━━━━━ Trecho do documento

Por mais que a rapidez seja extremamente útil e necessária em determinadas situações, a nossa mente não está preparada para uma enxurrada de acontecimentos, estímulos e informações sem um tempo para processá-los.
É comum conhecer pessoas que sentem um enorme vazio, não conseguem acessar sentimentos e só conseguem reconhecer como prazerosos os momentos de emoções muito intensas, porém fugazes. Ou ainda pessoas que desenvolvem sintomas ansiosos, tendo dificuldades para processar o excesso de sensações e sentimentos que são suscitados com o bombardeamento de estímulos.
Alguns comportamentos como:
- Passar horas diante de redes sociais,
- Jogar vídeo game excessivamente,
- O uso exagerado de álcool, maconha e outras drogas
Podem exercer uma função de anestesia diante do bombardeamento de informações e estímulos e da dor causada pela dificuldade em processá-los e elaborá-los.
Pode ser observada uma enorme frustração e irritação diante de acontecimentos que requerem soluções lentas e trabalhosas.
A construção de uma carreira de sucesso, por exemplo, é tão almejada e cobrada na nossa sociedade atual, mas requer um trabalho mais árduo e um tempo muitas vezes longo para o crescimento profissional. É comum entre jovens adultos observar trocas constantes de empresa diante de uma frustração muito grande diante da demora para uma promoção, uma sensação de não reconhecimento e uma dificuldade enorme em esperar o tempo necessário para subir os degraus para chegar até o destino almejado.
Qual é a contribuição da psicanálise?
Diversos autores da psicanálise falam da importância da falta, do momento de uma ausência para a construção da capacidade de pensar. Aqui estamos falando do pensamento reflexivo que nos permite elaborar as nossas experiências, dar sentido a elas, para somente depois passar ao agir.
Isso exige um momento de parada, de espera, uma tomada de tempo de aprendizagem e de elaboração. E parar tudo vai na contracorrente dos tempos de tecnologia, de pressa, de cobrança de sucesso rápido, produtividade, aceleração e felicidade plena.
Se estamos constantemente preenchidos por informações, estímulos e trabalho, quando vamos conseguir o espaço vazio necessário para o pensamento e simbolização de tudo o que essas coisas suscitam internamente?
Quando você se deu esse tempo pela última vez?
Muitos têm buscado a meditação para construir para si esse espaço, mas é frequente se escutar que é difícil ficar 5 minutos de olhos fechados “sem fazer nada” e sem olhar para o celular. E é preciso tempo e paciência para construir essa habilidade, se isso até hoje não foi possível para você.
Além da meditação, existe muita gente que aproveita o tempo do banho, de uma caminhada, ou até mesmo de lavar as roupas para refletir e entrar em contato com as partes de si mesmo que podem ter ficado negligenciadas durante a rotina corrida.
Então não estamos apenas falando de uma necessidade de muito tempo livre para ter esse momento, mas de um tempo em que se faça o exercício de voltar-se para si mesmo e entrar em contato com os sentimentos que podem não ser percebidos em meio a tanta agitação.
Esse momento de reflexão pode ser encontrado nas sessões de terapia, onde uma escuta qualificada pode auxiliar você na construção dessa habilidade de desacelerar e refletir um pouco mais sobre seus sentimentos e experiências de vida.
Imagine ter mais ou menos uma hora em sua semana que seja só para você, e nela você terá a ajuda de alguém que possa te ouvir (e te ajudar a se ouvir) e a diminuir um pouco a pressa para entender melhor o que você está sentindo e como isso pode estar afetando a maneira como você vê e leva a sua vida no dia a dia.
Essa é a proposta da psicoterapia diante da aceleração de toda a nossa rotina no restante da semana.
E o mais interessante é que o que ganhamos com o desacelerar é conseguirmos ser mais produtivos, estar mais presente naquelas atividades que fazemos em nosso dia a dia, ter um melhor autoconhecimento e, portanto, uma maior facilidade em fazer as escolhas necessárias para alcançar os objetivos mais importantes para a gente.

━━━━━━━━━━
━━━━━ Dados fornecidos

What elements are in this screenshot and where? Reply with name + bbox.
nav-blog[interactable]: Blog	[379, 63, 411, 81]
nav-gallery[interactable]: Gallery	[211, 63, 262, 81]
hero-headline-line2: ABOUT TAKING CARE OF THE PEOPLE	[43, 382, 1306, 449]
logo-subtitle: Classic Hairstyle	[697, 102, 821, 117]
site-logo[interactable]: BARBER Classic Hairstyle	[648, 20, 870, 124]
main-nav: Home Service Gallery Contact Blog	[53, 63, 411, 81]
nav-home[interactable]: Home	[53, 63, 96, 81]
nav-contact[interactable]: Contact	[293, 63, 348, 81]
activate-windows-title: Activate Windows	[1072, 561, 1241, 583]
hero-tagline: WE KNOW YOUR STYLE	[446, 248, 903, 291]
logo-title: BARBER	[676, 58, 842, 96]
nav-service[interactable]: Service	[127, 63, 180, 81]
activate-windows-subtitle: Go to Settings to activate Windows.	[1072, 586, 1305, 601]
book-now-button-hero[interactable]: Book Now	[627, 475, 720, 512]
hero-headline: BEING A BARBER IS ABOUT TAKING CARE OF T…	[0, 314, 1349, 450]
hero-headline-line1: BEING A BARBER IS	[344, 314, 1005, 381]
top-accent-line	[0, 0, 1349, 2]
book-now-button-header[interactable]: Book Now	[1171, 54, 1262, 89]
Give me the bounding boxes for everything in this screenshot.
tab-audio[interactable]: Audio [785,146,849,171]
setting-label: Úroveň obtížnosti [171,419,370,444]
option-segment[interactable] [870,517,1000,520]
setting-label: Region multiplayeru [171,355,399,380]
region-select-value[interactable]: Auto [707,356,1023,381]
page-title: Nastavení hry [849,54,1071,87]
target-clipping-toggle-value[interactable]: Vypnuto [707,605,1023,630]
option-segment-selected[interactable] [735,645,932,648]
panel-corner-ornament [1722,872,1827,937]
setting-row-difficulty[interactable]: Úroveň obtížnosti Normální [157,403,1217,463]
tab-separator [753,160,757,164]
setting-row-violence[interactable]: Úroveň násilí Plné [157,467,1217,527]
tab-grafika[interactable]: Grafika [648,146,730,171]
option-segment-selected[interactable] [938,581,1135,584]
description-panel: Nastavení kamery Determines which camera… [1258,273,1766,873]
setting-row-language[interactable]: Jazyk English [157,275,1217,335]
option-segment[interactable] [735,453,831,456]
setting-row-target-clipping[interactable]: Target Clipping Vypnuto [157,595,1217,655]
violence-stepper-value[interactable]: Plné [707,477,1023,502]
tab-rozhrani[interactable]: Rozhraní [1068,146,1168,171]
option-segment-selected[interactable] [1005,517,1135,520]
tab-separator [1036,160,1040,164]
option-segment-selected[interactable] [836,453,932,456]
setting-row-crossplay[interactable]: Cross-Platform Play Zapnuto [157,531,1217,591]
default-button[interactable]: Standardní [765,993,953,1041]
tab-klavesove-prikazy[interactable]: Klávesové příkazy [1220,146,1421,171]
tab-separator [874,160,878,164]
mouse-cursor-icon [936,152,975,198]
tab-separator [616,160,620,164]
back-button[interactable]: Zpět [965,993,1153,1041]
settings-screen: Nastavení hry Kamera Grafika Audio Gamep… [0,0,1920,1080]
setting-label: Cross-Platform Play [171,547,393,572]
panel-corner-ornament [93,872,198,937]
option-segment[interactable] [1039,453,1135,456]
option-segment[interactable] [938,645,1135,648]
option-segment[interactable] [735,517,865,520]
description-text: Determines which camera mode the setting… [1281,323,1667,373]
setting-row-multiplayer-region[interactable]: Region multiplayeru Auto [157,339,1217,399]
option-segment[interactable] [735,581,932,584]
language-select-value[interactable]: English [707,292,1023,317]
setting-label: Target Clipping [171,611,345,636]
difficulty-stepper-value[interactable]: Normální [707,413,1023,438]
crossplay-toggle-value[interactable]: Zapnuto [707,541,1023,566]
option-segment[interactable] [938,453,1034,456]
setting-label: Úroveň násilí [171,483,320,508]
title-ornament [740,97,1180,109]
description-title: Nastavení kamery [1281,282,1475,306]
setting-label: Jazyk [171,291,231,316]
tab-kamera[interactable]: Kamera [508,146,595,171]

━━━━━━━━━━

Reproduza fielmente a parte do texto sobre pressa e psicanálise que começa nas palavras "A construção de uma" e termina logo depois de "contribuição da psicanálise?".

A construção de uma carreira de sucesso, por exemplo, é tão almejada e cobrada na nossa sociedade atual, mas requer um trabalho mais árduo e um tempo muitas vezes longo para o crescimento profissional. É comum entre jovens adultos observar trocas constantes de empresa diante de uma frustração muito grande diante da demora para uma promoção, uma sensação de não reconhecimento e uma dificuldade enorme em esperar o tempo necessário para subir os degraus para chegar até o destino almejado.
Qual é a contribuição da psicanálise?